### What needs to be done
Transcribe the records below in full; pictures stay out of the copy.

(Collected data entries)
################

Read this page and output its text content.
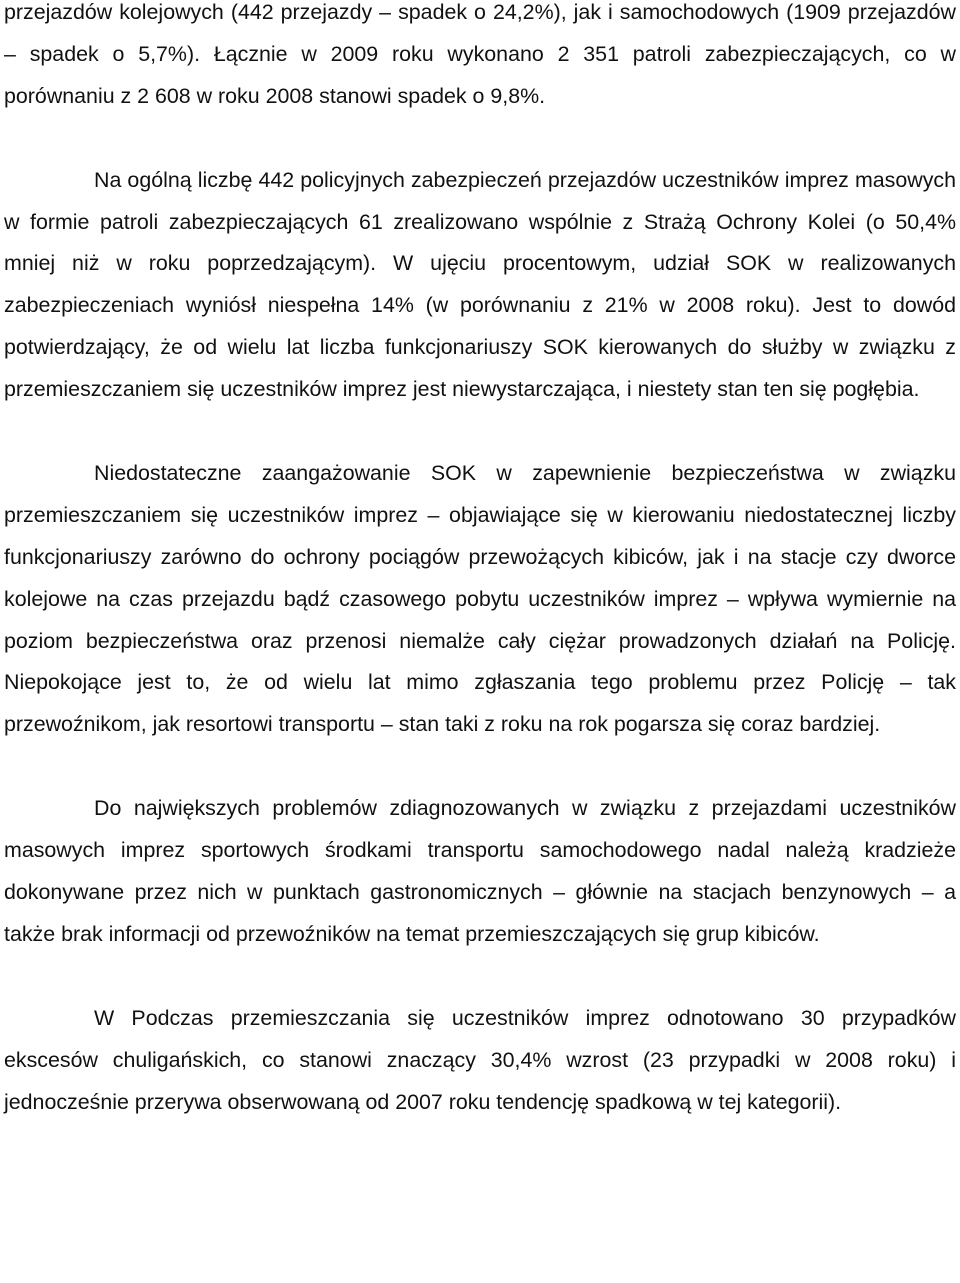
przejazdów kolejowych (442 przejazdy – spadek o 24,2%), jak i samochodowych (1909 przejazdów – spadek o 5,7%). Łącznie w 2009 roku wykonano 2 351 patroli zabezpieczających, co w porównaniu z 2 608 w roku 2008 stanowi spadek o 9,8%.

Na ogólną liczbę 442 policyjnych zabezpieczeń przejazdów uczestników imprez masowych w formie patroli zabezpieczających 61 zrealizowano wspólnie z Strażą Ochrony Kolei (o 50,4% mniej niż w roku poprzedzającym). W ujęciu procentowym, udział SOK w realizowanych zabezpieczeniach wyniósł niespełna 14% (w porównaniu z 21% w 2008 roku). Jest to dowód potwierdzający, że od wielu lat liczba funkcjonariuszy SOK kierowanych do służby w związku z przemieszczaniem się uczestników imprez jest niewystarczająca, i niestety stan ten się pogłębia.

Niedostateczne zaangażowanie SOK w zapewnienie bezpieczeństwa w związku przemieszczaniem się uczestników imprez – objawiające się w kierowaniu niedostatecznej liczby funkcjonariuszy zarówno do ochrony pociągów przewożących kibiców, jak i na stacje czy dworce kolejowe na czas przejazdu bądź czasowego pobytu uczestników imprez – wpływa wymiernie na poziom bezpieczeństwa oraz przenosi niemalże cały ciężar prowadzonych działań na Policję. Niepokojące jest to, że od wielu lat mimo zgłaszania tego problemu przez Policję – tak przewoźnikom, jak resortowi transportu – stan taki z roku na rok pogarsza się coraz bardziej.

Do największych problemów zdiagnozowanych w związku z przejazdami uczestników masowych imprez sportowych środkami transportu samochodowego nadal należą kradzieże dokonywane przez nich w punktach gastronomicznych – głównie na stacjach benzynowych – a także brak informacji od przewoźników na temat przemieszczających się grup kibiców.

W Podczas przemieszczania się uczestników imprez odnotowano 30 przypadków ekscesów chuligańskich, co stanowi znaczący 30,4% wzrost (23 przypadki w 2008 roku) i jednocześnie przerywa obserwowaną od 2007 roku tendencję spadkową w tej kategorii).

################

### Exercise response
Read this page and output its text content.
przejazdów kolejowych (442 przejazdy – spadek o 24,2%), jak i samochodowych (1909 przejazdów – spadek o 5,7%). Łącznie w 2009 roku wykonano 2 351 patroli zabezpieczających, co w porównaniu z 2 608 w roku 2008 stanowi spadek o 9,8%.

Na ogólną liczbę 442 policyjnych zabezpieczeń przejazdów uczestników imprez masowych w formie patroli zabezpieczających 61 zrealizowano wspólnie z Strażą Ochrony Kolei (o 50,4% mniej niż w roku poprzedzającym). W ujęciu procentowym, udział SOK w realizowanych zabezpieczeniach wyniósł niespełna 14% (w porównaniu z 21% w 2008 roku). Jest to dowód potwierdzający, że od wielu lat liczba funkcjonariuszy SOK kierowanych do służby w związku z przemieszczaniem się uczestników imprez jest niewystarczająca, i niestety stan ten się pogłębia.

Niedostateczne zaangażowanie SOK w zapewnienie bezpieczeństwa w związku przemieszczaniem się uczestników imprez – objawiające się w kierowaniu niedostatecznej liczby funkcjonariuszy zarówno do ochrony pociągów przewożących kibiców, jak i na stacje czy dworce kolejowe na czas przejazdu bądź czasowego pobytu uczestników imprez – wpływa wymiernie na poziom bezpieczeństwa oraz przenosi niemalże cały ciężar prowadzonych działań na Policję. Niepokojące jest to, że od wielu lat mimo zgłaszania tego problemu przez Policję – tak przewoźnikom, jak resortowi transportu – stan taki z roku na rok pogarsza się coraz bardziej.

Do największych problemów zdiagnozowanych w związku z przejazdami uczestników masowych imprez sportowych środkami transportu samochodowego nadal należą kradzieże dokonywane przez nich w punktach gastronomicznych – głównie na stacjach benzynowych – a także brak informacji od przewoźników na temat przemieszczających się grup kibiców.

W Podczas przemieszczania się uczestników imprez odnotowano 30 przypadków ekscesów chuligańskich, co stanowi znaczący 30,4% wzrost (23 przypadki w 2008 roku) i jednocześnie przerywa obserwowaną od 2007 roku tendencję spadkową w tej kategorii).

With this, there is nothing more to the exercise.